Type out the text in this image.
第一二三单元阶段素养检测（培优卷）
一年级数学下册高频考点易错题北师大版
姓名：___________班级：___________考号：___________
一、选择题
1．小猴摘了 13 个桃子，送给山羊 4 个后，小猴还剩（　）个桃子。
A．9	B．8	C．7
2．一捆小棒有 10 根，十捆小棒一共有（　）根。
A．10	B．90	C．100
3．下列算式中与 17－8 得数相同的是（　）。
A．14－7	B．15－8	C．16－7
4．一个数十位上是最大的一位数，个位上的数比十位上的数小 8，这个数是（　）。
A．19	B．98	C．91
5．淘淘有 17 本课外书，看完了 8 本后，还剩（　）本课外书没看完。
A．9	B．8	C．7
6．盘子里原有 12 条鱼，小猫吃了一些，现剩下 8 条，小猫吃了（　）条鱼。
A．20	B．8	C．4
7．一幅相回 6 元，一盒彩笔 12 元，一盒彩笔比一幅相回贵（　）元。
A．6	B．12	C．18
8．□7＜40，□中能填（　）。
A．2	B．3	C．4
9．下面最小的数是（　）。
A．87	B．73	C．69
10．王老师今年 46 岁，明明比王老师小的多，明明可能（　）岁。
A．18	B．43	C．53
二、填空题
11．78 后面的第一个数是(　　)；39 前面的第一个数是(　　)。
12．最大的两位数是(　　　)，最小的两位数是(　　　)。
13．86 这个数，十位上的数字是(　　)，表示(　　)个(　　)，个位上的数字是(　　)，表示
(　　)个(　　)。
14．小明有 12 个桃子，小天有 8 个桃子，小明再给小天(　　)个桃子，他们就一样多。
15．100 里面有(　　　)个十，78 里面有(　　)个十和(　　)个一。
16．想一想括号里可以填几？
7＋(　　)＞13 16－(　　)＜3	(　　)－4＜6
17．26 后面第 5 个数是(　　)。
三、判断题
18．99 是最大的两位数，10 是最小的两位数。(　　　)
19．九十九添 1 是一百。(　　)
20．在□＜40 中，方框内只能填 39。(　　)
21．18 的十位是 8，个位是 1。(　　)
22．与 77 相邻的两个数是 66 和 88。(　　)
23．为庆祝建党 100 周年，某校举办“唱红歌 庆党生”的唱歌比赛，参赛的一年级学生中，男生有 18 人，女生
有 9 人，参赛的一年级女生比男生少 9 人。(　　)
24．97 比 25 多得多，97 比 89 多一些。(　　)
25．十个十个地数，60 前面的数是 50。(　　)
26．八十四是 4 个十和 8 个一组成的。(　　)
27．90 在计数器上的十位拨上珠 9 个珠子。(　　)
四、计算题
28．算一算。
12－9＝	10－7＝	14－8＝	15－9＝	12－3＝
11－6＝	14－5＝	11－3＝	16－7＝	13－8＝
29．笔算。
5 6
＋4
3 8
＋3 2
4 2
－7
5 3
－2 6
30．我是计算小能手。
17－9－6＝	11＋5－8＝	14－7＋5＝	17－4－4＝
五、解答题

__________________________________________________

• **Direction**: Using the data above, output each line exactly.

• **Solution for this task**:
Type out the text in this image.
第一二三单元阶段素养检测（培优卷）
一年级数学下册高频考点易错题北师大版
姓名：___________班级：___________考号：___________
一、选择题
1．小猴摘了 13 个桃子，送给山羊 4 个后，小猴还剩（　）个桃子。
A．9	B．8	C．7
2．一捆小棒有 10 根，十捆小棒一共有（　）根。
A．10	B．90	C．100
3．下列算式中与 17－8 得数相同的是（　）。
A．14－7	B．15－8	C．16－7
4．一个数十位上是最大的一位数，个位上的数比十位上的数小 8，这个数是（　）。
A．19	B．98	C．91
5．淘淘有 17 本课外书，看完了 8 本后，还剩（　）本课外书没看完。
A．9	B．8	C．7
6．盘子里原有 12 条鱼，小猫吃了一些，现剩下 8 条，小猫吃了（　）条鱼。
A．20	B．8	C．4
7．一幅相回 6 元，一盒彩笔 12 元，一盒彩笔比一幅相回贵（　）元。
A．6	B．12	C．18
8．□7＜40，□中能填（　）。
A．2	B．3	C．4
9．下面最小的数是（　）。
A．87	B．73	C．69
10．王老师今年 46 岁，明明比王老师小的多，明明可能（　）岁。
A．18	B．43	C．53
二、填空题
11．78 后面的第一个数是(　　)；39 前面的第一个数是(　　)。
12．最大的两位数是(　　　)，最小的两位数是(　　　)。
13．86 这个数，十位上的数字是(　　)，表示(　　)个(　　)，个位上的数字是(　　)，表示
(　　)个(　　)。
14．小明有 12 个桃子，小天有 8 个桃子，小明再给小天(　　)个桃子，他们就一样多。
15．100 里面有(　　　)个十，78 里面有(　　)个十和(　　)个一。
16．想一想括号里可以填几？
7＋(　　)＞13 16－(　　)＜3	(　　)－4＜6
17．26 后面第 5 个数是(　　)。
三、判断题
18．99 是最大的两位数，10 是最小的两位数。(　　　)
19．九十九添 1 是一百。(　　)
20．在□＜40 中，方框内只能填 39。(　　)
21．18 的十位是 8，个位是 1。(　　)
22．与 77 相邻的两个数是 66 和 88。(　　)
23．为庆祝建党 100 周年，某校举办“唱红歌 庆党生”的唱歌比赛，参赛的一年级学生中，男生有 18 人，女生
有 9 人，参赛的一年级女生比男生少 9 人。(　　)
24．97 比 25 多得多，97 比 89 多一些。(　　)
25．十个十个地数，60 前面的数是 50。(　　)
26．八十四是 4 个十和 8 个一组成的。(　　)
27．90 在计数器上的十位拨上珠 9 个珠子。(　　)
四、计算题
28．算一算。
12－9＝	10－7＝	14－8＝	15－9＝	12－3＝
11－6＝	14－5＝	11－3＝	16－7＝	13－8＝
29．笔算。
5 6
＋4
3 8
＋3 2
4 2
－7
5 3
－2 6
30．我是计算小能手。
17－9－6＝	11＋5－8＝	14－7＋5＝	17－4－4＝
五、解答题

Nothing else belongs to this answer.